**Objective:**
Exclude the pictures and retype the entries as written.

Figure content listings:
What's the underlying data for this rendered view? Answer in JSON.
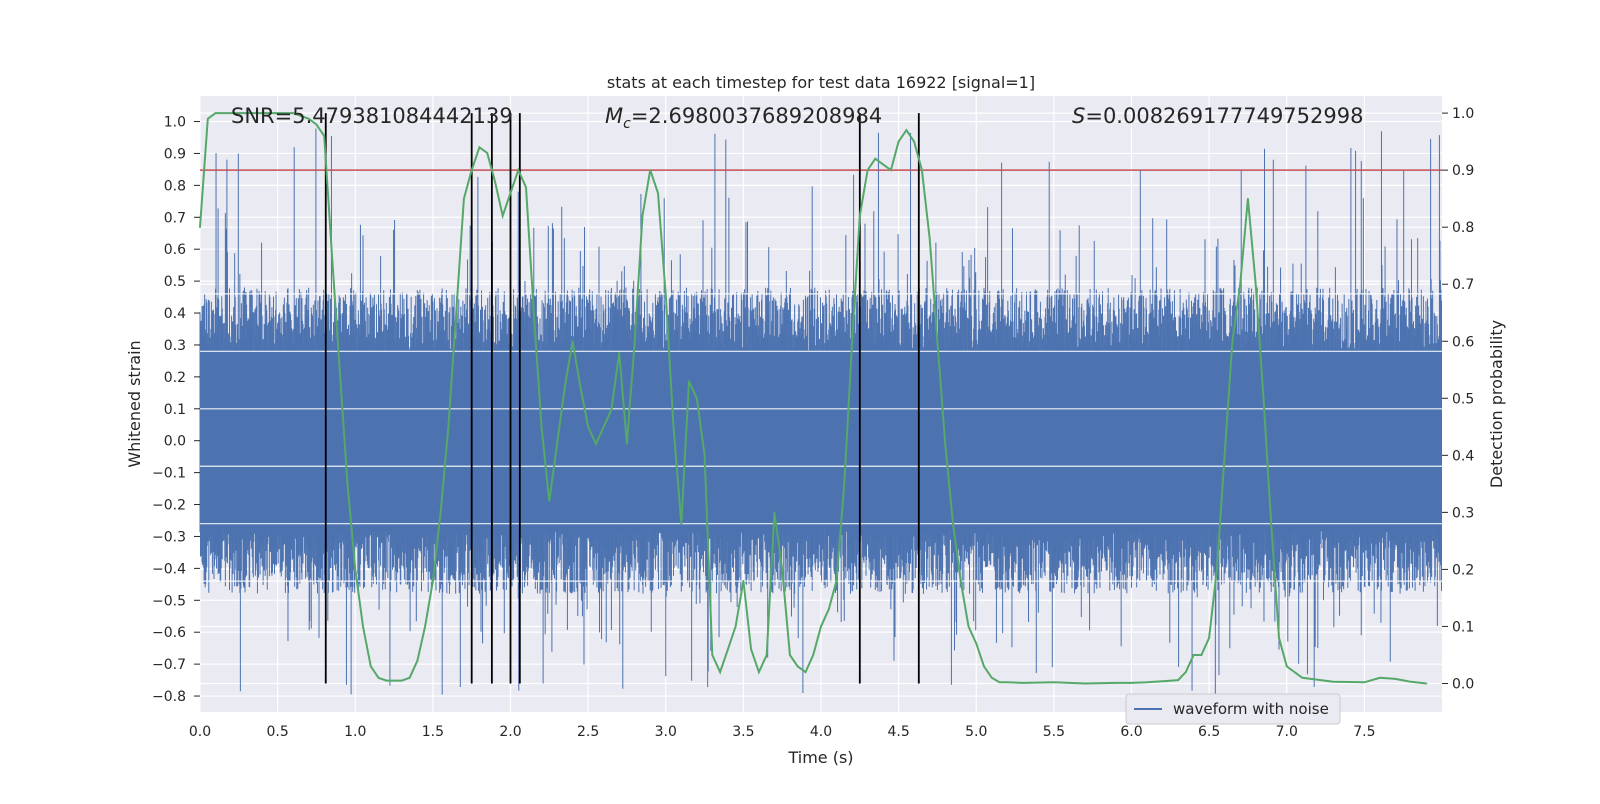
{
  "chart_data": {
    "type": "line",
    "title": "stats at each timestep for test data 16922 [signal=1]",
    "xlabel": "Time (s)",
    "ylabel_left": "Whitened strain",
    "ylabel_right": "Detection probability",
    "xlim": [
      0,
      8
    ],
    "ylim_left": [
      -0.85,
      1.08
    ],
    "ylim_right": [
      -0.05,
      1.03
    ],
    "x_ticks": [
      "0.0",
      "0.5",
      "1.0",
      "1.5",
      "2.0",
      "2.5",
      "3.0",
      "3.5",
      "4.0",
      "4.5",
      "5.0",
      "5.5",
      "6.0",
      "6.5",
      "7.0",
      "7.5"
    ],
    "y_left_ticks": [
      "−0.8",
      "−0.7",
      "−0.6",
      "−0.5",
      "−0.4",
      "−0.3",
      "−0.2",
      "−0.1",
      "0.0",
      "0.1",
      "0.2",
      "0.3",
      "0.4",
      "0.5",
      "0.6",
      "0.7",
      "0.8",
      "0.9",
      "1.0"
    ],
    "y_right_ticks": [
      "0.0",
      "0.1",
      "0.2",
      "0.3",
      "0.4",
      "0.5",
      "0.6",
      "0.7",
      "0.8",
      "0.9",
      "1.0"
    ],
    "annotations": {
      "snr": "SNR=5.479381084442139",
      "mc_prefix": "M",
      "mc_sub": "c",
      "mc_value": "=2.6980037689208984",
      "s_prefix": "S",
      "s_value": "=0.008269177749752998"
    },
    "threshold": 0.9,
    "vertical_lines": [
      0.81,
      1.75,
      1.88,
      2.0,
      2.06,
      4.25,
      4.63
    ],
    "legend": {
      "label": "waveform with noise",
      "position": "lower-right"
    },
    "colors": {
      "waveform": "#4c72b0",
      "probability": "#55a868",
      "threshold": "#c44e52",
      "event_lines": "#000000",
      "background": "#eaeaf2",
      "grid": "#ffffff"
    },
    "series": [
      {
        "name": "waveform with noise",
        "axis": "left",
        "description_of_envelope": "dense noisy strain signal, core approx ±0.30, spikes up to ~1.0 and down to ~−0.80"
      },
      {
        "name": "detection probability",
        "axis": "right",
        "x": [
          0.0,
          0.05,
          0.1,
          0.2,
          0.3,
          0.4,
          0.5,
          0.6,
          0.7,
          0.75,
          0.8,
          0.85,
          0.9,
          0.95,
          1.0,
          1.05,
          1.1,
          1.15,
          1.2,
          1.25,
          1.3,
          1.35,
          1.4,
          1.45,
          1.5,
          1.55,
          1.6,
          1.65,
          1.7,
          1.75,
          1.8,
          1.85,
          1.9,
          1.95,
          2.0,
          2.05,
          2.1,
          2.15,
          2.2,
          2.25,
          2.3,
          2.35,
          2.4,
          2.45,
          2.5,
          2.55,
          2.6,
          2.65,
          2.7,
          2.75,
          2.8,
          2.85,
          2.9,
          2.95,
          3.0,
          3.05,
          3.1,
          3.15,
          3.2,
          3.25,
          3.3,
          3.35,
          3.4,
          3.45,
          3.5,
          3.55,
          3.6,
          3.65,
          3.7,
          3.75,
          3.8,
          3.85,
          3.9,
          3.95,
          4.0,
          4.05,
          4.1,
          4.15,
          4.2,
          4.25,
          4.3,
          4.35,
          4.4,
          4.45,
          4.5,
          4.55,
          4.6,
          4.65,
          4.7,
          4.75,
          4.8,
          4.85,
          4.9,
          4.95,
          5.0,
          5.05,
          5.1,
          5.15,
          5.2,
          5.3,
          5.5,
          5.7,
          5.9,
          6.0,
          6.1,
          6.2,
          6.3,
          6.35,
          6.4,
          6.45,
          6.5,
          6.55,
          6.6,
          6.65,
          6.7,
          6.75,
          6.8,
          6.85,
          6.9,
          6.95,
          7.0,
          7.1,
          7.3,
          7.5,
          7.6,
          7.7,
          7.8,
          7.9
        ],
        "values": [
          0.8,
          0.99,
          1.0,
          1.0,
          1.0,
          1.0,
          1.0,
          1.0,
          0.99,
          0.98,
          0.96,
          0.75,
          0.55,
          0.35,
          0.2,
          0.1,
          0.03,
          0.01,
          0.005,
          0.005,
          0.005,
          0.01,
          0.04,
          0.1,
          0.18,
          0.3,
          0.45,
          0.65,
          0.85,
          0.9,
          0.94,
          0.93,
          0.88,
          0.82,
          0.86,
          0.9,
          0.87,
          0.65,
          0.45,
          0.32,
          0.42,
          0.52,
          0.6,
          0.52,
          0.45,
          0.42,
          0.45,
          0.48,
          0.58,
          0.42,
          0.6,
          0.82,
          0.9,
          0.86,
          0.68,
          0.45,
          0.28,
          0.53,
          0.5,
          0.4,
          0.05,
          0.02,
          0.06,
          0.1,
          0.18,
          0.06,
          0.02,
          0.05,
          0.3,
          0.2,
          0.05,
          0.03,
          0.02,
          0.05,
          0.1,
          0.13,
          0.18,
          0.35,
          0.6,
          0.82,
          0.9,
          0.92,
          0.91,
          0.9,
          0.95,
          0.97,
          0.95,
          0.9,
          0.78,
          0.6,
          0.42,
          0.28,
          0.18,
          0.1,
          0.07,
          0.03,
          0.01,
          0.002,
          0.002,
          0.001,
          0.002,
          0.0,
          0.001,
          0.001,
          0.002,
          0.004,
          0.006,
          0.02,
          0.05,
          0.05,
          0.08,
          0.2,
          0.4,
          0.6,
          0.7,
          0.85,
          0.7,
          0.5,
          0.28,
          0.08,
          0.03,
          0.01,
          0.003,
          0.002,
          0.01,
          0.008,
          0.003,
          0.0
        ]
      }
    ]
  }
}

**Solution:**
What's the underlying data for this rendered view? Answer in JSON.
{
  "chart_data": {
    "type": "line",
    "title": "stats at each timestep for test data 16922 [signal=1]",
    "xlabel": "Time (s)",
    "ylabel_left": "Whitened strain",
    "ylabel_right": "Detection probability",
    "xlim": [
      0,
      8
    ],
    "ylim_left": [
      -0.85,
      1.08
    ],
    "ylim_right": [
      -0.05,
      1.03
    ],
    "x_ticks": [
      "0.0",
      "0.5",
      "1.0",
      "1.5",
      "2.0",
      "2.5",
      "3.0",
      "3.5",
      "4.0",
      "4.5",
      "5.0",
      "5.5",
      "6.0",
      "6.5",
      "7.0",
      "7.5"
    ],
    "y_left_ticks": [
      "−0.8",
      "−0.7",
      "−0.6",
      "−0.5",
      "−0.4",
      "−0.3",
      "−0.2",
      "−0.1",
      "0.0",
      "0.1",
      "0.2",
      "0.3",
      "0.4",
      "0.5",
      "0.6",
      "0.7",
      "0.8",
      "0.9",
      "1.0"
    ],
    "y_right_ticks": [
      "0.0",
      "0.1",
      "0.2",
      "0.3",
      "0.4",
      "0.5",
      "0.6",
      "0.7",
      "0.8",
      "0.9",
      "1.0"
    ],
    "annotations": {
      "snr": "SNR=5.479381084442139",
      "mc_prefix": "M",
      "mc_sub": "c",
      "mc_value": "=2.6980037689208984",
      "s_prefix": "S",
      "s_value": "=0.008269177749752998"
    },
    "threshold": 0.9,
    "vertical_lines": [
      0.81,
      1.75,
      1.88,
      2.0,
      2.06,
      4.25,
      4.63
    ],
    "legend": {
      "label": "waveform with noise",
      "position": "lower-right"
    },
    "colors": {
      "waveform": "#4c72b0",
      "probability": "#55a868",
      "threshold": "#c44e52",
      "event_lines": "#000000",
      "background": "#eaeaf2",
      "grid": "#ffffff"
    },
    "series": [
      {
        "name": "waveform with noise",
        "axis": "left",
        "description_of_envelope": "dense noisy strain signal, core approx ±0.30, spikes up to ~1.0 and down to ~−0.80"
      },
      {
        "name": "detection probability",
        "axis": "right",
        "x": [
          0.0,
          0.05,
          0.1,
          0.2,
          0.3,
          0.4,
          0.5,
          0.6,
          0.7,
          0.75,
          0.8,
          0.85,
          0.9,
          0.95,
          1.0,
          1.05,
          1.1,
          1.15,
          1.2,
          1.25,
          1.3,
          1.35,
          1.4,
          1.45,
          1.5,
          1.55,
          1.6,
          1.65,
          1.7,
          1.75,
          1.8,
          1.85,
          1.9,
          1.95,
          2.0,
          2.05,
          2.1,
          2.15,
          2.2,
          2.25,
          2.3,
          2.35,
          2.4,
          2.45,
          2.5,
          2.55,
          2.6,
          2.65,
          2.7,
          2.75,
          2.8,
          2.85,
          2.9,
          2.95,
          3.0,
          3.05,
          3.1,
          3.15,
          3.2,
          3.25,
          3.3,
          3.35,
          3.4,
          3.45,
          3.5,
          3.55,
          3.6,
          3.65,
          3.7,
          3.75,
          3.8,
          3.85,
          3.9,
          3.95,
          4.0,
          4.05,
          4.1,
          4.15,
          4.2,
          4.25,
          4.3,
          4.35,
          4.4,
          4.45,
          4.5,
          4.55,
          4.6,
          4.65,
          4.7,
          4.75,
          4.8,
          4.85,
          4.9,
          4.95,
          5.0,
          5.05,
          5.1,
          5.15,
          5.2,
          5.3,
          5.5,
          5.7,
          5.9,
          6.0,
          6.1,
          6.2,
          6.3,
          6.35,
          6.4,
          6.45,
          6.5,
          6.55,
          6.6,
          6.65,
          6.7,
          6.75,
          6.8,
          6.85,
          6.9,
          6.95,
          7.0,
          7.1,
          7.3,
          7.5,
          7.6,
          7.7,
          7.8,
          7.9
        ],
        "values": [
          0.8,
          0.99,
          1.0,
          1.0,
          1.0,
          1.0,
          1.0,
          1.0,
          0.99,
          0.98,
          0.96,
          0.75,
          0.55,
          0.35,
          0.2,
          0.1,
          0.03,
          0.01,
          0.005,
          0.005,
          0.005,
          0.01,
          0.04,
          0.1,
          0.18,
          0.3,
          0.45,
          0.65,
          0.85,
          0.9,
          0.94,
          0.93,
          0.88,
          0.82,
          0.86,
          0.9,
          0.87,
          0.65,
          0.45,
          0.32,
          0.42,
          0.52,
          0.6,
          0.52,
          0.45,
          0.42,
          0.45,
          0.48,
          0.58,
          0.42,
          0.6,
          0.82,
          0.9,
          0.86,
          0.68,
          0.45,
          0.28,
          0.53,
          0.5,
          0.4,
          0.05,
          0.02,
          0.06,
          0.1,
          0.18,
          0.06,
          0.02,
          0.05,
          0.3,
          0.2,
          0.05,
          0.03,
          0.02,
          0.05,
          0.1,
          0.13,
          0.18,
          0.35,
          0.6,
          0.82,
          0.9,
          0.92,
          0.91,
          0.9,
          0.95,
          0.97,
          0.95,
          0.9,
          0.78,
          0.6,
          0.42,
          0.28,
          0.18,
          0.1,
          0.07,
          0.03,
          0.01,
          0.002,
          0.002,
          0.001,
          0.002,
          0.0,
          0.001,
          0.001,
          0.002,
          0.004,
          0.006,
          0.02,
          0.05,
          0.05,
          0.08,
          0.2,
          0.4,
          0.6,
          0.7,
          0.85,
          0.7,
          0.5,
          0.28,
          0.08,
          0.03,
          0.01,
          0.003,
          0.002,
          0.01,
          0.008,
          0.003,
          0.0
        ]
      }
    ]
  }
}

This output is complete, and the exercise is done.